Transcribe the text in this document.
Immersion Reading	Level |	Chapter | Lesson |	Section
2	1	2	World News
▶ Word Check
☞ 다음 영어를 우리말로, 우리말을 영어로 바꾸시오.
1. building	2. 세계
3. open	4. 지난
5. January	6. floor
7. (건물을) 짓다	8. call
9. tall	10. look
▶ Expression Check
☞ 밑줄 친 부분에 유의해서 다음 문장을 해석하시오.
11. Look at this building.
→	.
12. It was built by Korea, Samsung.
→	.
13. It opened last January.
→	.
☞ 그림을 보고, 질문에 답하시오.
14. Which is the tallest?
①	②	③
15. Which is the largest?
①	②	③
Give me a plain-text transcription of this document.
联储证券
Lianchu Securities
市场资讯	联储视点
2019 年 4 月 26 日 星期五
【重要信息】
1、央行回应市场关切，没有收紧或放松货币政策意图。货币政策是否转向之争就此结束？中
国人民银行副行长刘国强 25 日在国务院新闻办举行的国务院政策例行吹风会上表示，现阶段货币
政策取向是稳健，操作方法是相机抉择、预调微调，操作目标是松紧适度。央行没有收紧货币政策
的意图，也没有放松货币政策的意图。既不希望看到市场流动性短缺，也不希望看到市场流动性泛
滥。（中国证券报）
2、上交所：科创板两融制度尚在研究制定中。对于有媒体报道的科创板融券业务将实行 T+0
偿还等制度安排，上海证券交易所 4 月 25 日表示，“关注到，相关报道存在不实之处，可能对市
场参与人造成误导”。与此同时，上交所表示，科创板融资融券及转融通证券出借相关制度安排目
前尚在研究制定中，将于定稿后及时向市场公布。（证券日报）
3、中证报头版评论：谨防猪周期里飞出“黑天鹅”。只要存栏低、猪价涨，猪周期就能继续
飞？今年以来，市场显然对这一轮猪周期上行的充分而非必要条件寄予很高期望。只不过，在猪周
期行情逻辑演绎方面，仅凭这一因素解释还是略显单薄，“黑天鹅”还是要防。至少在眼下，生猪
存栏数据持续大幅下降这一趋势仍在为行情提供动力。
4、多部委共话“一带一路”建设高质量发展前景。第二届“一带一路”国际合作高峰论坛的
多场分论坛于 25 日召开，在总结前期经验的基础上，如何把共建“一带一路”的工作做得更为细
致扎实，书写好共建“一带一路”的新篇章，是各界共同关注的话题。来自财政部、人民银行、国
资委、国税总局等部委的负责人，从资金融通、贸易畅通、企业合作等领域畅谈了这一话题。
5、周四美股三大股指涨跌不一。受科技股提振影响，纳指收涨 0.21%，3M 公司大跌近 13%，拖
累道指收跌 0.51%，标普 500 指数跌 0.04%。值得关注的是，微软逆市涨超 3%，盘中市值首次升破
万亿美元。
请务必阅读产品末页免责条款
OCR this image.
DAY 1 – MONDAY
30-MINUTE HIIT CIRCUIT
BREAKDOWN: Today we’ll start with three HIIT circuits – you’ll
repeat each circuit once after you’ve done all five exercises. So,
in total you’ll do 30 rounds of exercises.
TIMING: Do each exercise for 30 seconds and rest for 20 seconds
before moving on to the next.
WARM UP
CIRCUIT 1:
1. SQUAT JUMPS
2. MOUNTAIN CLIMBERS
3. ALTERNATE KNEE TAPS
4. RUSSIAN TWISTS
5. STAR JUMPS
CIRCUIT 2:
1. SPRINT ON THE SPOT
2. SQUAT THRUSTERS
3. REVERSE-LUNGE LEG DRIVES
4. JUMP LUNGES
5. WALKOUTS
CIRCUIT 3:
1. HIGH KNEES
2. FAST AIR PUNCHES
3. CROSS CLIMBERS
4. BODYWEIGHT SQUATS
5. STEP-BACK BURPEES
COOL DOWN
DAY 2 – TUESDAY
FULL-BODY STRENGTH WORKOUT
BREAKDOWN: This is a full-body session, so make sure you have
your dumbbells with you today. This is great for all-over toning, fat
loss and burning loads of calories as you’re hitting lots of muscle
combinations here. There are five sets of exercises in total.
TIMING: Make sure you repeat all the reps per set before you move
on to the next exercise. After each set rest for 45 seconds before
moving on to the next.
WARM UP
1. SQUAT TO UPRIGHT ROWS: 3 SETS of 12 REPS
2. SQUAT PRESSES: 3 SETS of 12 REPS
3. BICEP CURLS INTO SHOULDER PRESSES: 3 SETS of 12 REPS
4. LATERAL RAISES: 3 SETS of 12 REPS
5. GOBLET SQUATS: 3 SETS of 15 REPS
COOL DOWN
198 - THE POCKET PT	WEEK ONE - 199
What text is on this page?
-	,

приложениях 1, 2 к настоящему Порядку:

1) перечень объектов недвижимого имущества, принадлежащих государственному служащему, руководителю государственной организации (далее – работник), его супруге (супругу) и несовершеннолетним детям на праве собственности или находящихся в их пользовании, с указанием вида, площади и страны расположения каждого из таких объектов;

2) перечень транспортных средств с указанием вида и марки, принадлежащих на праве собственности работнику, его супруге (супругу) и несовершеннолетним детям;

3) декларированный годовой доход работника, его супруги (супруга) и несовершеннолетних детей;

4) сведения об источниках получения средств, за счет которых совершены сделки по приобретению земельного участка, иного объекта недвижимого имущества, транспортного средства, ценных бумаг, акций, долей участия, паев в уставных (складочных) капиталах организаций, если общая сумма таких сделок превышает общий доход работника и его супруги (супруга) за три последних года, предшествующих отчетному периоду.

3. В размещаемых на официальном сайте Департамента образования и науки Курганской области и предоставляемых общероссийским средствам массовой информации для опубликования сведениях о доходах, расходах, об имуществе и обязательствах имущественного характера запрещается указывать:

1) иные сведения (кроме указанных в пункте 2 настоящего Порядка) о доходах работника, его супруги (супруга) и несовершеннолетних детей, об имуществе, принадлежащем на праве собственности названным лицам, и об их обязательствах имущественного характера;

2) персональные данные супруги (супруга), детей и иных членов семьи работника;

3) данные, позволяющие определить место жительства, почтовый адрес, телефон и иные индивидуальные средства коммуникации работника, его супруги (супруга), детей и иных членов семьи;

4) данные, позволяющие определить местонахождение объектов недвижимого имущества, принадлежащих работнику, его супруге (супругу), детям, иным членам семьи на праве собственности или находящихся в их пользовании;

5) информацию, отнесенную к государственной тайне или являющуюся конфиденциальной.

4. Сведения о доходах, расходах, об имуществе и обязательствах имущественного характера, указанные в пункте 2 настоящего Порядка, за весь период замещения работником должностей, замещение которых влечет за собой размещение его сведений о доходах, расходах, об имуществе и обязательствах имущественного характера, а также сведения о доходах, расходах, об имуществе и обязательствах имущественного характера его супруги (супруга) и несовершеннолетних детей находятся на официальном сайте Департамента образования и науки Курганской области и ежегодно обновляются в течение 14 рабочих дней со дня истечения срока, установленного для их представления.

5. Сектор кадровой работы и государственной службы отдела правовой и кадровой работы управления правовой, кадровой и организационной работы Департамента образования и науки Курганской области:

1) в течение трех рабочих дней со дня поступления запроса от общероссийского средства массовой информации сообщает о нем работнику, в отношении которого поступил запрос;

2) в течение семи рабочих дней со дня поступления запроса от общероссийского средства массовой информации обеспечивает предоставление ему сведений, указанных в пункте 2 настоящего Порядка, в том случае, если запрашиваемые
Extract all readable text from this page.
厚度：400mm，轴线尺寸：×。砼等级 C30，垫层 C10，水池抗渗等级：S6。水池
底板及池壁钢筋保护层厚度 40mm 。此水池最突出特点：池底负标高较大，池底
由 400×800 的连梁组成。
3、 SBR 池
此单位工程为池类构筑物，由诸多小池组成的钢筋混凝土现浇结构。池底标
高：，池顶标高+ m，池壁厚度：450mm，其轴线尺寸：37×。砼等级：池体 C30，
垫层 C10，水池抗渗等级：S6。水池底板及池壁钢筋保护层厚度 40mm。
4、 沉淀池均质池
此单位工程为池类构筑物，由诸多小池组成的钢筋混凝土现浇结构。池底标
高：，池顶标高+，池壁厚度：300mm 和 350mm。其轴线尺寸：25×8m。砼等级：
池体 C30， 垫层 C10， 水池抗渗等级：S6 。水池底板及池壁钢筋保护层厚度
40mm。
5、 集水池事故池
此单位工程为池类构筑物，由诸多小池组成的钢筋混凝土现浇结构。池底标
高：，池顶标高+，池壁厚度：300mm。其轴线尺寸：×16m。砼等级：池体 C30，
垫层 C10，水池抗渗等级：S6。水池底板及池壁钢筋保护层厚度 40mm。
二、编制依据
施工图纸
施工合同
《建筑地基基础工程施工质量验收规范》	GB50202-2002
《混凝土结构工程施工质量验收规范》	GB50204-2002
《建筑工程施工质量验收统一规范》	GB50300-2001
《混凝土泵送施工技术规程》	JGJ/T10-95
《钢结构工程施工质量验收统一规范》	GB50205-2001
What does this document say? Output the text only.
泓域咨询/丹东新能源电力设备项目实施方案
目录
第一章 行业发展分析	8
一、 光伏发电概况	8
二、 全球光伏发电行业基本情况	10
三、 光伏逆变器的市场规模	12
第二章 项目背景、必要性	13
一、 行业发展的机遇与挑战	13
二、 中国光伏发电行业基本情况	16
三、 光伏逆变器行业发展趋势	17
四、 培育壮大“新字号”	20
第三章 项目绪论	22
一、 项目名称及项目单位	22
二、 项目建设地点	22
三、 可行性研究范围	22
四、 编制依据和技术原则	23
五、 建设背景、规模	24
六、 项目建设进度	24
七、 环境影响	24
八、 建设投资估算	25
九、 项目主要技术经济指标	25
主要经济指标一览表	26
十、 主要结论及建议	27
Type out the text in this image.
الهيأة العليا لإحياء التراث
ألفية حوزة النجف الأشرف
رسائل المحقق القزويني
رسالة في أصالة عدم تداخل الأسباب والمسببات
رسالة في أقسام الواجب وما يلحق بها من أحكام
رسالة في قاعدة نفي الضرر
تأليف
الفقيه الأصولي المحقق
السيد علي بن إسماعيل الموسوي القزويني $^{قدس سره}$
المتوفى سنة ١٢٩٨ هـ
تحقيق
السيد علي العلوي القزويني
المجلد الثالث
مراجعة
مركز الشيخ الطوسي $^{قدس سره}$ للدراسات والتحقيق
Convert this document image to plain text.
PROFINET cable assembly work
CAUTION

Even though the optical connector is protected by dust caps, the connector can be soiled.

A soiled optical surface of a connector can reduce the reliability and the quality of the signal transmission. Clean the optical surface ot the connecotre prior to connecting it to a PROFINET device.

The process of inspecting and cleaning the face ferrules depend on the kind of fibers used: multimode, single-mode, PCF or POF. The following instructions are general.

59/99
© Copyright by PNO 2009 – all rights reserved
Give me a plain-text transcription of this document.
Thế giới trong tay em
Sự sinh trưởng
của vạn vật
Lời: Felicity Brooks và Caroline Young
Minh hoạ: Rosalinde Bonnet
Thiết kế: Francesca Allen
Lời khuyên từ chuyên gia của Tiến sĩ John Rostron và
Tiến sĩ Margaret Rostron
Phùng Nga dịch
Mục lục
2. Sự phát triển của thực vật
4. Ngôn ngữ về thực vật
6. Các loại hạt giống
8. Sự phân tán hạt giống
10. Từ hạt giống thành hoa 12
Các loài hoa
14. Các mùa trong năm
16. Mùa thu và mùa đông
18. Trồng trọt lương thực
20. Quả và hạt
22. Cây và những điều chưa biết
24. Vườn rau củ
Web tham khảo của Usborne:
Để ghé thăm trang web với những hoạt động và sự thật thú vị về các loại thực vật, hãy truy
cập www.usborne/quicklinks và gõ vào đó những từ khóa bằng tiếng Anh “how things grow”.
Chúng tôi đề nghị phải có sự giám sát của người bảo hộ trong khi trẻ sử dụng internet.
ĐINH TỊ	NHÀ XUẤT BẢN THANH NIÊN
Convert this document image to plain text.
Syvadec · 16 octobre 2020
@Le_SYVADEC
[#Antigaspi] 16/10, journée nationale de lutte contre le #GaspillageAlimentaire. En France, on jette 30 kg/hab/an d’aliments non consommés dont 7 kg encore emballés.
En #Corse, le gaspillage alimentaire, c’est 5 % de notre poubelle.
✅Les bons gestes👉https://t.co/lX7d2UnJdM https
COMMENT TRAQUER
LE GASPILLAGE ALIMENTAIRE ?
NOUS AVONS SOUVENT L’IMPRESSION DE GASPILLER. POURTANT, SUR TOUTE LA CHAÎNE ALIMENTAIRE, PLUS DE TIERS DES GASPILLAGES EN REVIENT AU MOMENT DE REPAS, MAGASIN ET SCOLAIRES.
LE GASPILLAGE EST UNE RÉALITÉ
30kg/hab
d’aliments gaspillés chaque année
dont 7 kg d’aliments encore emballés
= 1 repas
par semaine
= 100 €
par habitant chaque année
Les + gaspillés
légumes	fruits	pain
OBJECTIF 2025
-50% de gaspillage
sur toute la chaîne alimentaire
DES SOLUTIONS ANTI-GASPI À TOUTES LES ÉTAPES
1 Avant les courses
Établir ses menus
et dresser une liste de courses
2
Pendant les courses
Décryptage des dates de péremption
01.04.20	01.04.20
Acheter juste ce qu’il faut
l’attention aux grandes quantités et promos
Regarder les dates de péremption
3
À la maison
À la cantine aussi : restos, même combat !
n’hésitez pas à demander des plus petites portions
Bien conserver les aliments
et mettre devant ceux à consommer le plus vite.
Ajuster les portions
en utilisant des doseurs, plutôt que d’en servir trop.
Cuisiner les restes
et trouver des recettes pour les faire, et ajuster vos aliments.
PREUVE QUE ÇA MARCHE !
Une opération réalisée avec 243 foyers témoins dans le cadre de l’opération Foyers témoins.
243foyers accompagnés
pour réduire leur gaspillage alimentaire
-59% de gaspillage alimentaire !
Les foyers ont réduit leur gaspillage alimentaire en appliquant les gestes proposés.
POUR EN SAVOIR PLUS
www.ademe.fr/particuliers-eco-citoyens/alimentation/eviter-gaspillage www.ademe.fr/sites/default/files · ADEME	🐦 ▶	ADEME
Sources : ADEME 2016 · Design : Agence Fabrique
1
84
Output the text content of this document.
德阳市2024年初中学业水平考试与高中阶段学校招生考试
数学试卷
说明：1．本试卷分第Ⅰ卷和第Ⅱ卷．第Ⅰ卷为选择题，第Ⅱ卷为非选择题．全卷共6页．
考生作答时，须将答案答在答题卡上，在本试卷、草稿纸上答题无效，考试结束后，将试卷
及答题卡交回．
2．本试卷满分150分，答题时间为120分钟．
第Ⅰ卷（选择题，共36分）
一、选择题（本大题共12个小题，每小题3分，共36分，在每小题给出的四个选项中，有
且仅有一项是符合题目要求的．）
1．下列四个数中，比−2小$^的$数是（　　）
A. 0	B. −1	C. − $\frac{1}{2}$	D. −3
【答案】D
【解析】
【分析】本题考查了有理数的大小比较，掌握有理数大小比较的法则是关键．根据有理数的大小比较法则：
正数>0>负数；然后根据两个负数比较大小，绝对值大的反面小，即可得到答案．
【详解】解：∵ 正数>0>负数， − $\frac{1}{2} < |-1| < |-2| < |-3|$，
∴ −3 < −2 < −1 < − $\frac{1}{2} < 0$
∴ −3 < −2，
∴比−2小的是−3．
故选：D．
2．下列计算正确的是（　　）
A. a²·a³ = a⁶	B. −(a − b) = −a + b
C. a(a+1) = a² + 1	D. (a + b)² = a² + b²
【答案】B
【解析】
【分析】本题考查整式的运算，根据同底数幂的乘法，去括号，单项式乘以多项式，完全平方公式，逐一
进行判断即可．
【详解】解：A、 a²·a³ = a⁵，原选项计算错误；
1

..............................

» **Exercise goal**
Going through the lines above one by one, tally those with the word "building" and give only the total.

» **Task solution**
2